### What you need to do:
Copy out each line of the data that holds the word "Alloy".

### The data:
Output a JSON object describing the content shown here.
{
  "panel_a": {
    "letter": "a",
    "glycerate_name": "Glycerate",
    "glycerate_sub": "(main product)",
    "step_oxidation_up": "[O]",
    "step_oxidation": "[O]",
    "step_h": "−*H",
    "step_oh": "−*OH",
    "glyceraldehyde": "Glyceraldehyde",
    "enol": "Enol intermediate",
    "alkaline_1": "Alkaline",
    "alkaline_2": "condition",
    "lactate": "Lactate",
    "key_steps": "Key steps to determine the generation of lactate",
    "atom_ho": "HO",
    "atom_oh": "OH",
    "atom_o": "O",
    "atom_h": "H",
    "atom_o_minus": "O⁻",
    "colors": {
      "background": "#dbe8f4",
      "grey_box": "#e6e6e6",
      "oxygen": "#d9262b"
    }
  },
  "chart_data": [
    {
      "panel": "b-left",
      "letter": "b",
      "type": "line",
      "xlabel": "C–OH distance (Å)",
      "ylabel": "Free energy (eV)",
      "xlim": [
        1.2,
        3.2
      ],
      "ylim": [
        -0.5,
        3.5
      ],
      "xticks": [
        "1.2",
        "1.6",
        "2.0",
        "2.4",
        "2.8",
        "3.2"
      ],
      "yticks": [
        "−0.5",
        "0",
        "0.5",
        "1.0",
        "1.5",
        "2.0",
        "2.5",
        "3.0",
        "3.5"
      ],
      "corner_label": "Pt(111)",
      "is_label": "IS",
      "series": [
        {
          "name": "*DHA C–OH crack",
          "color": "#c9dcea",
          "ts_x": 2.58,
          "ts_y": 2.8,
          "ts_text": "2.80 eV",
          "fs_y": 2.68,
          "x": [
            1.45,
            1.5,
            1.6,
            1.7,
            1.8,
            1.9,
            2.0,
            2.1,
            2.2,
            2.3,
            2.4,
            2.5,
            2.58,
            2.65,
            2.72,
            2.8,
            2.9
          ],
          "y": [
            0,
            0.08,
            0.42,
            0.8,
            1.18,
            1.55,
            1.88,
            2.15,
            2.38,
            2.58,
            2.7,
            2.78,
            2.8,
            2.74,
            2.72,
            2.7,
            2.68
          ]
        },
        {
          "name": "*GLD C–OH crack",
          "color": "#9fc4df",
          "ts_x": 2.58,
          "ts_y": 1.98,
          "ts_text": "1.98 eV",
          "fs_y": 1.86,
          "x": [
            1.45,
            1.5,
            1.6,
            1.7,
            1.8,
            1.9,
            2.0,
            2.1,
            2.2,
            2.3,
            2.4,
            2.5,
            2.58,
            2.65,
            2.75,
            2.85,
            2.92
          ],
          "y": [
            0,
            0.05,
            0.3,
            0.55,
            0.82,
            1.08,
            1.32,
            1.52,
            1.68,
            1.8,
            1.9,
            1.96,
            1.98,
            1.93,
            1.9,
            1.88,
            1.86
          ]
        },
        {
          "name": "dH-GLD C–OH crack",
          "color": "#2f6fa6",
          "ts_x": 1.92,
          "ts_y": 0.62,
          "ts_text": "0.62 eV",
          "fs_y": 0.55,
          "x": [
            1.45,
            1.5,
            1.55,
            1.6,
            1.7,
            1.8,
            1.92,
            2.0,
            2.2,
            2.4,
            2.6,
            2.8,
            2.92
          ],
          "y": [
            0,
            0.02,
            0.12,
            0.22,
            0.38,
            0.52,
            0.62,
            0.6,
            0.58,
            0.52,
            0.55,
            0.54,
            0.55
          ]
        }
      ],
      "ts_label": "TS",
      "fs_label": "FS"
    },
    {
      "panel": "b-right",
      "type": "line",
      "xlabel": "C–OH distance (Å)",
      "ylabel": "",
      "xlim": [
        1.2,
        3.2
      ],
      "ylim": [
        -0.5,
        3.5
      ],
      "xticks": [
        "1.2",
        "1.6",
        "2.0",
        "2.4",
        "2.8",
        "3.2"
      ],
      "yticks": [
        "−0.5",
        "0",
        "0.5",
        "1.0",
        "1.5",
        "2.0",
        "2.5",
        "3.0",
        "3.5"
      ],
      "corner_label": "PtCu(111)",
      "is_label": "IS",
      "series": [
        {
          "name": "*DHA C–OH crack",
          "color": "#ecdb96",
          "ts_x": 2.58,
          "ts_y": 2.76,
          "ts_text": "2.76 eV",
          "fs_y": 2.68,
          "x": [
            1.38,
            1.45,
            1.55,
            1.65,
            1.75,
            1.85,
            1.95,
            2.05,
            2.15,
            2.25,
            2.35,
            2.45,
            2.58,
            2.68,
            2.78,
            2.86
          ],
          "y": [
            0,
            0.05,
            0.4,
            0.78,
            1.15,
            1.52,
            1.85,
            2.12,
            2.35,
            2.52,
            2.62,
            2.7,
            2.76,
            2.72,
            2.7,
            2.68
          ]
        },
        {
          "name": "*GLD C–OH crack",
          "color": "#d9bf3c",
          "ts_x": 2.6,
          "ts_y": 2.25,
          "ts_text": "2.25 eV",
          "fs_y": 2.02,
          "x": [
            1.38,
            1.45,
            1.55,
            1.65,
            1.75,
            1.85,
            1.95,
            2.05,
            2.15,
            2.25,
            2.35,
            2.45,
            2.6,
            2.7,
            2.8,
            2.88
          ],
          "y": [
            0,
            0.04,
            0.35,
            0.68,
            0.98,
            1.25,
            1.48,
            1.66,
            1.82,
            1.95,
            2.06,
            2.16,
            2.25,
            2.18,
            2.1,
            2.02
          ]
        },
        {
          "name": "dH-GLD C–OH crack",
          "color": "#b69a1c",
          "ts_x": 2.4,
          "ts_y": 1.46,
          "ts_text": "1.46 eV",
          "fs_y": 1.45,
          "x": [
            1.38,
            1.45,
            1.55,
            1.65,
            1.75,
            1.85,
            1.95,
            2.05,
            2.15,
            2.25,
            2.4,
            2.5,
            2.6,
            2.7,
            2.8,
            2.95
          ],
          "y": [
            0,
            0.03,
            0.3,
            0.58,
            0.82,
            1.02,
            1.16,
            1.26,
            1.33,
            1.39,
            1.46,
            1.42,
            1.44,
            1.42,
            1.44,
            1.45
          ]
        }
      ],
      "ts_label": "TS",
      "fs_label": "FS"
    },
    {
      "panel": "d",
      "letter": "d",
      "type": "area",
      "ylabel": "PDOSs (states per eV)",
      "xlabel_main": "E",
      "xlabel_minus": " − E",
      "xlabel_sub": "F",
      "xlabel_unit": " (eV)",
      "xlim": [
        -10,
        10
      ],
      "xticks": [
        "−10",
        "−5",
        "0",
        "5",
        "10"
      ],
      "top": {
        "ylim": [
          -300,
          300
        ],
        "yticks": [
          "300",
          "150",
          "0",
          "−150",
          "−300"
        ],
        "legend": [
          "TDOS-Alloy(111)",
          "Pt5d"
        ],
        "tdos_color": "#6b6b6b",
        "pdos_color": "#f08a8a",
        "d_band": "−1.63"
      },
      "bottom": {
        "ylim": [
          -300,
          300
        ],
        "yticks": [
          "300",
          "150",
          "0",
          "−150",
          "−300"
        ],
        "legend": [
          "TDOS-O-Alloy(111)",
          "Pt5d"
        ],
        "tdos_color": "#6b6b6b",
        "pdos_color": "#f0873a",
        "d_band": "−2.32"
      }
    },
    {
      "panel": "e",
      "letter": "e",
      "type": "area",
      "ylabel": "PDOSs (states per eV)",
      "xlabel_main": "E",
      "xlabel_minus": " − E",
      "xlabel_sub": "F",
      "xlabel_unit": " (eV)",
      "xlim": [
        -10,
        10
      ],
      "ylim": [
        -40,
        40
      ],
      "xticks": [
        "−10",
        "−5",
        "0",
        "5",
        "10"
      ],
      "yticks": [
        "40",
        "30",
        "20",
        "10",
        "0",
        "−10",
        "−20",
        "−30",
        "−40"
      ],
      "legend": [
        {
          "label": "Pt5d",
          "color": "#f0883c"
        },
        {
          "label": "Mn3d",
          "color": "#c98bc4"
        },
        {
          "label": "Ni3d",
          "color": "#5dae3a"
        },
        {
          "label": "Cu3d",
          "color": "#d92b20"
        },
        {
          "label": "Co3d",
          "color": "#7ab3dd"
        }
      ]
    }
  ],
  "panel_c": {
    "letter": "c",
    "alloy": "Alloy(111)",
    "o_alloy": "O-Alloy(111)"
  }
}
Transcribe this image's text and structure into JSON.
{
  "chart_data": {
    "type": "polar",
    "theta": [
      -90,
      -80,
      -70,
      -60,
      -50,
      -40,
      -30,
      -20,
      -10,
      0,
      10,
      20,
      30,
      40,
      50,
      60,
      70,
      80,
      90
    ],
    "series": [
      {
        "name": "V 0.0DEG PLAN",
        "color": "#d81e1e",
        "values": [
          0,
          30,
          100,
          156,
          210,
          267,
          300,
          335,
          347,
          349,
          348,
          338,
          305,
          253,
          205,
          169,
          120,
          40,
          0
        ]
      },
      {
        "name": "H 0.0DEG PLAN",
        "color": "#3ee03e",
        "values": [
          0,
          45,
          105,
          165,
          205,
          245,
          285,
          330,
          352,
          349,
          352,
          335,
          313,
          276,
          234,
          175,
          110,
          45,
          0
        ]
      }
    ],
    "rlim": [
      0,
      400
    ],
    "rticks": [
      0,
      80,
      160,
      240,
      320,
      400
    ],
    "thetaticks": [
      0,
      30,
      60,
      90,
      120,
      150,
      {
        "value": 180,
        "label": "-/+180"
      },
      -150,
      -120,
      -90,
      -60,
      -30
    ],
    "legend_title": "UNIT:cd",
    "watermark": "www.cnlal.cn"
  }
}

### Exercise response:
          "TDOS-Alloy(111)",
          "TDOS-O-Alloy(111)",
    "alloy": "Alloy(111)",
    "o_alloy": "O-Alloy(111)"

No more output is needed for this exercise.